> Input
-- BEGIN --

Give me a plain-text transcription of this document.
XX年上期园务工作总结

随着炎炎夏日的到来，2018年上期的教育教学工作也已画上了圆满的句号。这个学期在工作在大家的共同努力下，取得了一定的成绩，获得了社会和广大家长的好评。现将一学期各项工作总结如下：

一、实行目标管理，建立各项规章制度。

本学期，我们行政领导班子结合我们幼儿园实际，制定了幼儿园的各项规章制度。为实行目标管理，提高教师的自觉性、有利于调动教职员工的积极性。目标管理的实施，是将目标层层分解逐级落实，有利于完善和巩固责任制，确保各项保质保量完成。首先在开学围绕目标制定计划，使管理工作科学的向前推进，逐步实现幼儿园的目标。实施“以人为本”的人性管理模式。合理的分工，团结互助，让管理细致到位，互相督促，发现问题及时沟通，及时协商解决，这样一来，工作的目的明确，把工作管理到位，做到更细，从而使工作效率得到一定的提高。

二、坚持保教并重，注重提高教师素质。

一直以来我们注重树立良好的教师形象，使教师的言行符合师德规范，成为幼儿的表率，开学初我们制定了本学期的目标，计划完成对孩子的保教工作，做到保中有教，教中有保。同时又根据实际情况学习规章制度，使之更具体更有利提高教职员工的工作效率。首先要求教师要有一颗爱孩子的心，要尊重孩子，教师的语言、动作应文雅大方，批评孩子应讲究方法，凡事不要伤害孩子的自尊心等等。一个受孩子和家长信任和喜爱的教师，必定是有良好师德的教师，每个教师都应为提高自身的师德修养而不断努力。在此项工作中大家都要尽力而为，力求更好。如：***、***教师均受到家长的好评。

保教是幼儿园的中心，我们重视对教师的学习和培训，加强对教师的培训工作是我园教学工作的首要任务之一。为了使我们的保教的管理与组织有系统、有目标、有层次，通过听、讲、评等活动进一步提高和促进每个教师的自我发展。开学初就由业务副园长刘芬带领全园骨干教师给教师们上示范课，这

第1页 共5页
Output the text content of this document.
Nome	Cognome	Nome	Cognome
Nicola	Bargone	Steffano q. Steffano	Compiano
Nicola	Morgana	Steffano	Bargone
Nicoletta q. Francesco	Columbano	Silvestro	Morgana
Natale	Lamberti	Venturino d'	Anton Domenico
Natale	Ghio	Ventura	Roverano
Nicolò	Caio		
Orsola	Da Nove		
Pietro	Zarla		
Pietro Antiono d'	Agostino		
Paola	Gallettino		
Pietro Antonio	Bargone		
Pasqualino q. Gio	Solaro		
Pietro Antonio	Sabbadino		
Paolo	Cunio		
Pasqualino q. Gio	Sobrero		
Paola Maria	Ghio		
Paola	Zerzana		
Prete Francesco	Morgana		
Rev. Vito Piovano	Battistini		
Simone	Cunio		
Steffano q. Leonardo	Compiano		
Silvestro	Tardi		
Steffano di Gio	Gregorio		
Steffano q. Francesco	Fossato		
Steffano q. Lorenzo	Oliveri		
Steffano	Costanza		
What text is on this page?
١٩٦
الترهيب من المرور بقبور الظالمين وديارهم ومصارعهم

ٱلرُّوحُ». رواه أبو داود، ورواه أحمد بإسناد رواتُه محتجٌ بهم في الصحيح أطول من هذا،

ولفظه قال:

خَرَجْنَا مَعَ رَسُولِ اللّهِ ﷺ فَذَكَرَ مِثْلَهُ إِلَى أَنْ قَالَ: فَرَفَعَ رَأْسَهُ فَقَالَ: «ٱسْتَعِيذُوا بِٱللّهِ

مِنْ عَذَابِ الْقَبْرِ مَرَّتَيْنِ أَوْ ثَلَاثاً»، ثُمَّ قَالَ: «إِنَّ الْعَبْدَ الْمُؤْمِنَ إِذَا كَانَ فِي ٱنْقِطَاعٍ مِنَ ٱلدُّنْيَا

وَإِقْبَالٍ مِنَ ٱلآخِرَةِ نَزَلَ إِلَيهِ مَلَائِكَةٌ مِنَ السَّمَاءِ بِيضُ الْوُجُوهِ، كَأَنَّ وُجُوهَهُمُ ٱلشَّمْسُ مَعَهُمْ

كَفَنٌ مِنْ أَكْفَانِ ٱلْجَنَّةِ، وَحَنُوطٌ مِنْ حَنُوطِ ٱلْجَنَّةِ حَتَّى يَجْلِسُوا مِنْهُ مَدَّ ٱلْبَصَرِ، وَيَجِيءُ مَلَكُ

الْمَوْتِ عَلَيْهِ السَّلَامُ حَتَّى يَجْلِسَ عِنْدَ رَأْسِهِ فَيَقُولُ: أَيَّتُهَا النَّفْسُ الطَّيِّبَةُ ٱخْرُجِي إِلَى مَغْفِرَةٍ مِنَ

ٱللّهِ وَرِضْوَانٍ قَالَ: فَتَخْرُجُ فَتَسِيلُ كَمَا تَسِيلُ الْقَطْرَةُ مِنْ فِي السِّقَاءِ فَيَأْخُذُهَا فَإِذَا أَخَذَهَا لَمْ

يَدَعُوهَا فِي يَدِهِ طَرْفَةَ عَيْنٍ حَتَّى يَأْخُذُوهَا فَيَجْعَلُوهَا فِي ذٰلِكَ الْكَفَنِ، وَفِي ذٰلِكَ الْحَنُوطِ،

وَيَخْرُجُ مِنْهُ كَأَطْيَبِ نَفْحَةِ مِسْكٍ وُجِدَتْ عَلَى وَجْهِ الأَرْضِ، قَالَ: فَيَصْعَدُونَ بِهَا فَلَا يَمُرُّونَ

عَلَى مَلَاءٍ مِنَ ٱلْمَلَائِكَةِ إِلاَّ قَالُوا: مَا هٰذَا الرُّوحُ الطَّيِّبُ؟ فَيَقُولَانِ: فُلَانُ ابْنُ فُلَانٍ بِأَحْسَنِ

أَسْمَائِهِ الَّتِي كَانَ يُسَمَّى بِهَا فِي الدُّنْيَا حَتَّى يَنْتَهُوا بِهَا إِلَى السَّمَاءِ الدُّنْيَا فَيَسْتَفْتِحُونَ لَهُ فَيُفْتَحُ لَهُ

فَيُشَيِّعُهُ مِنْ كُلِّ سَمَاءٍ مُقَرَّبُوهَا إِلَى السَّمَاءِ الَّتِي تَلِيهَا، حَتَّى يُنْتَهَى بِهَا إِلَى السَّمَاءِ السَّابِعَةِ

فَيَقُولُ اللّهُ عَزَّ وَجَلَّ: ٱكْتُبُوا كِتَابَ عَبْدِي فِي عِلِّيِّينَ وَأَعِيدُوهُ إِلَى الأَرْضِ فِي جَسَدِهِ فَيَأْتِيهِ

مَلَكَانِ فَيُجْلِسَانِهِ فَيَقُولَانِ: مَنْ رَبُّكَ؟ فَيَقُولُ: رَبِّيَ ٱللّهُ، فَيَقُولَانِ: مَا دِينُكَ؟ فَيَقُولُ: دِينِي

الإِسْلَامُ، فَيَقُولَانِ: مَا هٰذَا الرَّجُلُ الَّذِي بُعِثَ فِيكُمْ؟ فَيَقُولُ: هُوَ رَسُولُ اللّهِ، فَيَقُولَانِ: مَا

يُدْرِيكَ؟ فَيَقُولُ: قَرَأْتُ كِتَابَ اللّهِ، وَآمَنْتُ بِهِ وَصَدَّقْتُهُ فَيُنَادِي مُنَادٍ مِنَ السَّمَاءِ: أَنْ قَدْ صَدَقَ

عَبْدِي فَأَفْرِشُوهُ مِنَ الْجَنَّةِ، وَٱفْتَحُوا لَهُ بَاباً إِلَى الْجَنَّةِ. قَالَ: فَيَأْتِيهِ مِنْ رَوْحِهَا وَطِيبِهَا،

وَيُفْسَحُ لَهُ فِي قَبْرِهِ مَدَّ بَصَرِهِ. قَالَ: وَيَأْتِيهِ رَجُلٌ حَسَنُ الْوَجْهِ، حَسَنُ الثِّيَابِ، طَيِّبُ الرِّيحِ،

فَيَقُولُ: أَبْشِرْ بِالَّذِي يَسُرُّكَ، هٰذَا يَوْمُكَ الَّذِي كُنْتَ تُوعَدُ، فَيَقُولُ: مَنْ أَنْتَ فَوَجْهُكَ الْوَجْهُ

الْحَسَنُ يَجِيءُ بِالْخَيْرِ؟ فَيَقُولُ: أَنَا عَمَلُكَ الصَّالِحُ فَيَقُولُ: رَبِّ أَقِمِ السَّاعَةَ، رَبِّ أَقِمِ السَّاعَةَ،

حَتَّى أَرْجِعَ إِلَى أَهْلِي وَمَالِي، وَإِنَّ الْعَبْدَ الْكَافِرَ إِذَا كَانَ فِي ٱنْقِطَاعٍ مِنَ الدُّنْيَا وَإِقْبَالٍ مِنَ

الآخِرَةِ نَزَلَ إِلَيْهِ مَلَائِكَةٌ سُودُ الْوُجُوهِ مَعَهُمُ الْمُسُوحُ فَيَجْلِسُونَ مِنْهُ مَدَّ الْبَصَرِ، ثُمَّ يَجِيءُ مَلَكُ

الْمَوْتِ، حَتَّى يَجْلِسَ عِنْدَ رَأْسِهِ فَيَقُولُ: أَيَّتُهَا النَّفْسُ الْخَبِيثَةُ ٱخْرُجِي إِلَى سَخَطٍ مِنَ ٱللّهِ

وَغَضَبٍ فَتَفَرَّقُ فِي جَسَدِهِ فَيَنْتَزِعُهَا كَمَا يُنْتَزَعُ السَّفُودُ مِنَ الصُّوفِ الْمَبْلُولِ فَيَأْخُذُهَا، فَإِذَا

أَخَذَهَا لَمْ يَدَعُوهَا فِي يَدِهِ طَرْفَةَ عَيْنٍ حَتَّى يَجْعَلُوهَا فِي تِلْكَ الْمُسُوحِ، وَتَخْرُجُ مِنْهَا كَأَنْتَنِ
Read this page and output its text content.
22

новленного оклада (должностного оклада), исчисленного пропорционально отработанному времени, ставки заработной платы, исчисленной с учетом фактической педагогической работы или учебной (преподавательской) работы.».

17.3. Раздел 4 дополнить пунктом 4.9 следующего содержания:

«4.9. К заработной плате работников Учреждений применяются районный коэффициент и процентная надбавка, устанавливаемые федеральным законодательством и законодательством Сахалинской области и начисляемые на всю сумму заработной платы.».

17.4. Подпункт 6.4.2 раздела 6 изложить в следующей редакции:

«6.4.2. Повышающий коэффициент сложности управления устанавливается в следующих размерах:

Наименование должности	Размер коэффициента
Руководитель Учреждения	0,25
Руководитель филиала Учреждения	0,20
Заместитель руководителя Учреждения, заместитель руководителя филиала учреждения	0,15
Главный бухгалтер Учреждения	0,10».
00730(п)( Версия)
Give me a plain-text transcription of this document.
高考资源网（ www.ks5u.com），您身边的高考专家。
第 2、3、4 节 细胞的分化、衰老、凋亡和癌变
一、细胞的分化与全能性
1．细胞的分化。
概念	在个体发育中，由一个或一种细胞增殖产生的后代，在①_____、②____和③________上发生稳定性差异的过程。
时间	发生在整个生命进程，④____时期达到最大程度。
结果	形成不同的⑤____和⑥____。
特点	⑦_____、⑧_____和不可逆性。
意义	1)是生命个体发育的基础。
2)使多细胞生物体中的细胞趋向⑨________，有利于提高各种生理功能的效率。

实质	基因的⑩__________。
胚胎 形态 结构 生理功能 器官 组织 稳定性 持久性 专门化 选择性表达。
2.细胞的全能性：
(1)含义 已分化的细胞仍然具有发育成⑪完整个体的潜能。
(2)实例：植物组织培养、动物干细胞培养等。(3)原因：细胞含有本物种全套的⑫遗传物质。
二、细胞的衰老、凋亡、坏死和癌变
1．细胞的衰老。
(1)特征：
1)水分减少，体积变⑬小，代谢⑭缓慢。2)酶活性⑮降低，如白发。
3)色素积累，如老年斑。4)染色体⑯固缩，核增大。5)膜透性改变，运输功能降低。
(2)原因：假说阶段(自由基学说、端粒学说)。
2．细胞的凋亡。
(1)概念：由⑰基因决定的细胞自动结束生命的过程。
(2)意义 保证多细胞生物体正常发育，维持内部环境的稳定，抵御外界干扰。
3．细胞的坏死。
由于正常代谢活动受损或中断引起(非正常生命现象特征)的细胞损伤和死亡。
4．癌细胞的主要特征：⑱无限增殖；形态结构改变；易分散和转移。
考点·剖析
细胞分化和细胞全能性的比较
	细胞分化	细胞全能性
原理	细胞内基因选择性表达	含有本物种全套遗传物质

-- END --

> Exercise description
Count every line bearing the word "Compiano"; report the total only.

> Answer in full
2